─── Records for the exercise ───

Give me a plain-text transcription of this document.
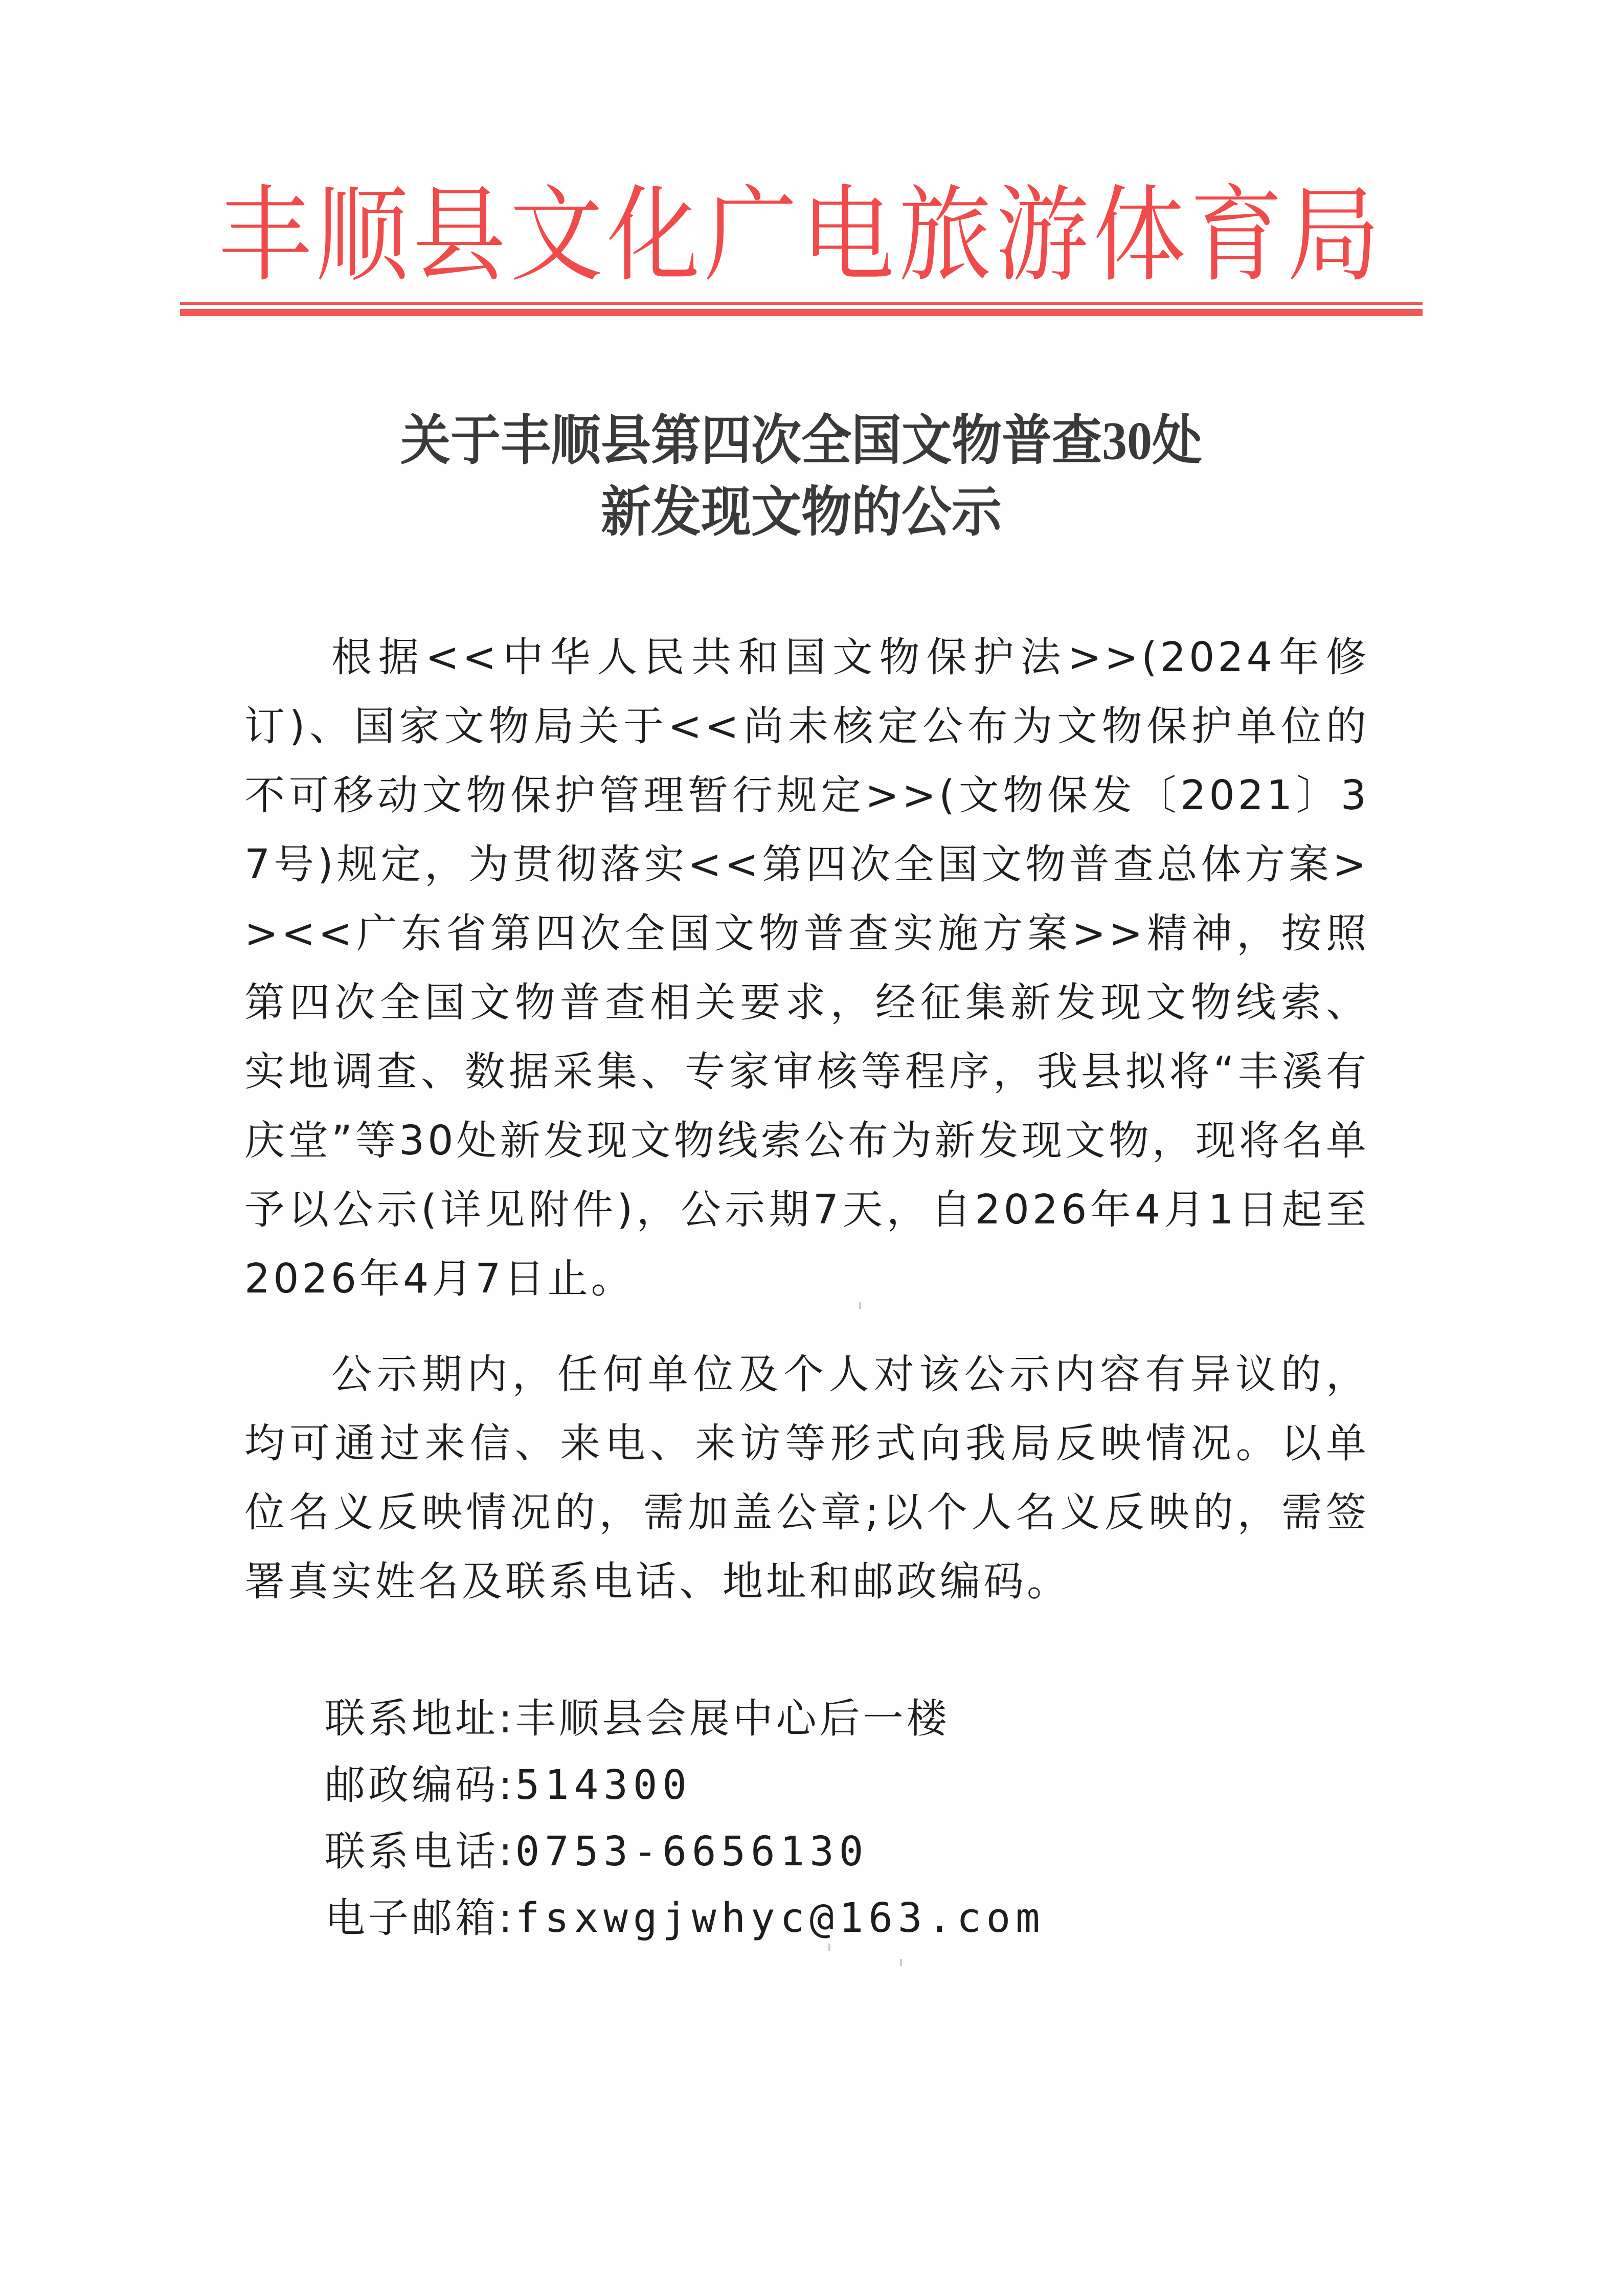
丰顺县文化广电旅游体育局
关于丰顺县第四次全国文物普查30处
新发现文物的公示

根据<<中华人民共和国文物保护法>>(2024年修订)、国家文物局关于<<尚未核定公布为文物保护单位的不可移动文物保护管理暂行规定>>(文物保发〔2021〕37号)规定，为贯彻落实<<第四次全国文物普查总体方案>><<广东省第四次全国文物普查实施方案>>精神，按照第四次全国文物普查相关要求，经征集新发现文物线索、实地调查、数据采集、专家审核等程序，我县拟将“丰溪有庆堂”等30处新发现文物线索公布为新发现文物，现将名单予以公示(详见附件)，公示期7天，自2026年4月1日起至2026年4月7日止。

公示期内，任何单位及个人对该公示内容有异议的，均可通过来信、来电、来访等形式向我局反映情况。以单位名义反映情况的，需加盖公章;以个人名义反映的，需签署真实姓名及联系电话、地址和邮政编码。

联系地址:丰顺县会展中心后一楼
邮政编码:514300
联系电话:0753-6656130
电子邮箱:fsxwgjwhyc@163.com
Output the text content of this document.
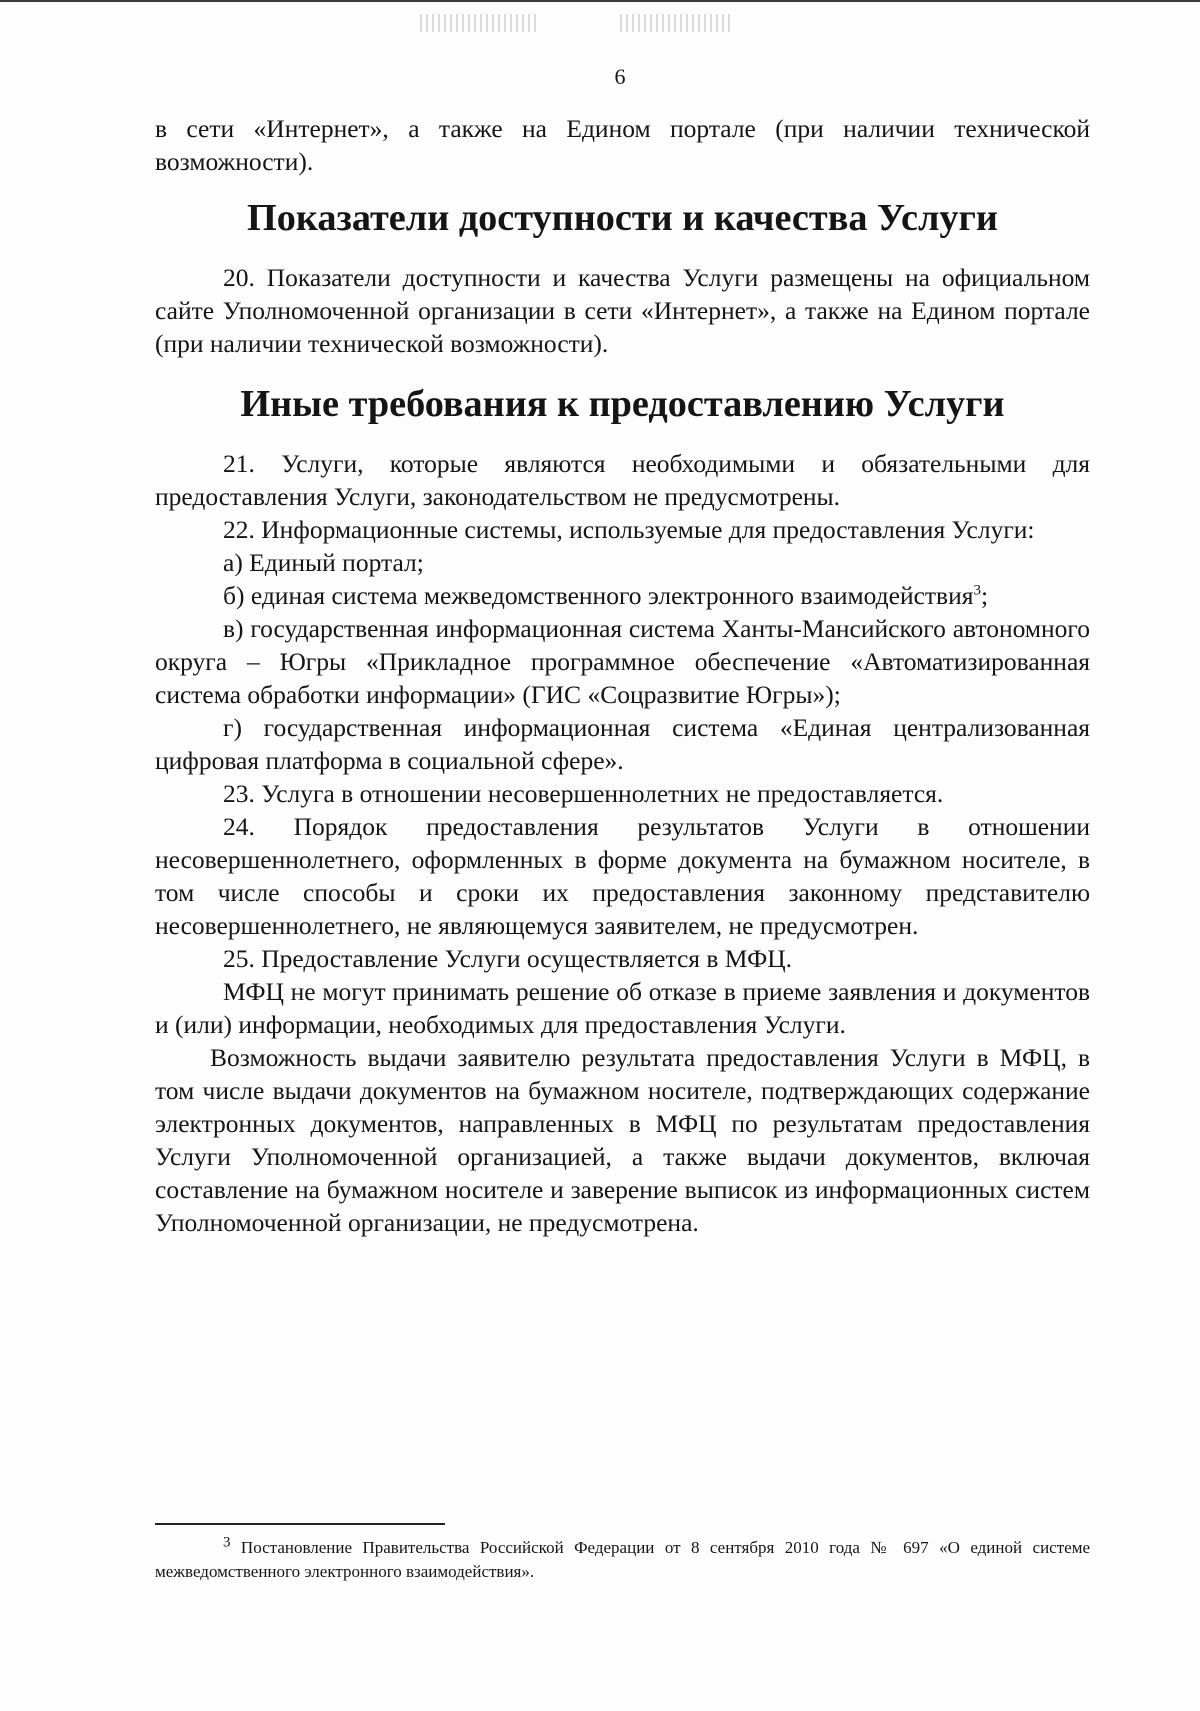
6

в сети «Интернет», а также на Едином портале (при наличии технической возможности).

Показатели доступности и качества Услуги

20. Показатели доступности и качества Услуги размещены на официальном сайте Уполномоченной организации в сети «Интернет», а также на Едином портале (при наличии технической возможности).

Иные требования к предоставлению Услуги

21. Услуги, которые являются необходимыми и обязательными для предоставления Услуги, законодательством не предусмотрены.

22. Информационные системы, используемые для предоставления Услуги:

а) Единый портал;

б) единая система межведомственного электронного взаимодействия$^3$;

в) государственная информационная система Ханты-Мансийского автономного округа – Югры «Прикладное программное обеспечение «Автоматизированная система обработки информации» (ГИС «Соцразвитие Югры»);

г) государственная информационная система «Единая централизованная цифровая платформа в социальной сфере».

23. Услуга в отношении несовершеннолетних не предоставляется.

24. Порядок предоставления результатов Услуги в отношении несовершеннолетнего, оформленных в форме документа на бумажном носителе, в том числе способы и сроки их предоставления законному представителю несовершеннолетнего, не являющемуся заявителем, не предусмотрен.

25. Предоставление Услуги осуществляется в МФЦ.

МФЦ не могут принимать решение об отказе в приеме заявления и документов и (или) информации, необходимых для предоставления Услуги.

Возможность выдачи заявителю результата предоставления Услуги в МФЦ, в том числе выдачи документов на бумажном носителе, подтверждающих содержание электронных документов, направленных в МФЦ по результатам предоставления Услуги Уполномоченной организацией, а также выдачи документов, включая составление на бумажном носителе и заверение выписок из информационных систем Уполномоченной организации, не предусмотрена.

$^3$ Постановление Правительства Российской Федерации от 8 сентября 2010 года № 697 «О единой системе межведомственного электронного взаимодействия».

───

Pictures are excluded; copy all other data exactly as shown.

Give me a plain-text transcription of this document.
丰顺县文化广电旅游体育局
关于丰顺县第四次全国文物普查30处
新发现文物的公示

根据<<中华人民共和国文物保护法>>(2024年修订)、国家文物局关于<<尚未核定公布为文物保护单位的不可移动文物保护管理暂行规定>>(文物保发〔2021〕37号)规定，为贯彻落实<<第四次全国文物普查总体方案>><<广东省第四次全国文物普查实施方案>>精神，按照第四次全国文物普查相关要求，经征集新发现文物线索、实地调查、数据采集、专家审核等程序，我县拟将“丰溪有庆堂”等30处新发现文物线索公布为新发现文物，现将名单予以公示(详见附件)，公示期7天，自2026年4月1日起至2026年4月7日止。

公示期内，任何单位及个人对该公示内容有异议的，均可通过来信、来电、来访等形式向我局反映情况。以单位名义反映情况的，需加盖公章;以个人名义反映的，需签署真实姓名及联系电话、地址和邮政编码。

联系地址:丰顺县会展中心后一楼
邮政编码:514300
联系电话:0753-6656130
电子邮箱:fsxwgjwhyc@163.com
Output the text content of this document.
6

в сети «Интернет», а также на Едином портале (при наличии технической возможности).

Показатели доступности и качества Услуги

20. Показатели доступности и качества Услуги размещены на официальном сайте Уполномоченной организации в сети «Интернет», а также на Едином портале (при наличии технической возможности).

Иные требования к предоставлению Услуги

21. Услуги, которые являются необходимыми и обязательными для предоставления Услуги, законодательством не предусмотрены.

22. Информационные системы, используемые для предоставления Услуги:

а) Единый портал;

б) единая система межведомственного электронного взаимодействия$^3$;

в) государственная информационная система Ханты-Мансийского автономного округа – Югры «Прикладное программное обеспечение «Автоматизированная система обработки информации» (ГИС «Соцразвитие Югры»);

г) государственная информационная система «Единая централизованная цифровая платформа в социальной сфере».

23. Услуга в отношении несовершеннолетних не предоставляется.

24. Порядок предоставления результатов Услуги в отношении несовершеннолетнего, оформленных в форме документа на бумажном носителе, в том числе способы и сроки их предоставления законному представителю несовершеннолетнего, не являющемуся заявителем, не предусмотрен.

25. Предоставление Услуги осуществляется в МФЦ.

МФЦ не могут принимать решение об отказе в приеме заявления и документов и (или) информации, необходимых для предоставления Услуги.

Возможность выдачи заявителю результата предоставления Услуги в МФЦ, в том числе выдачи документов на бумажном носителе, подтверждающих содержание электронных документов, направленных в МФЦ по результатам предоставления Услуги Уполномоченной организацией, а также выдачи документов, включая составление на бумажном носителе и заверение выписок из информационных систем Уполномоченной организации, не предусмотрена.

$^3$ Постановление Правительства Российской Федерации от 8 сентября 2010 года № 697 «О единой системе межведомственного электронного взаимодействия».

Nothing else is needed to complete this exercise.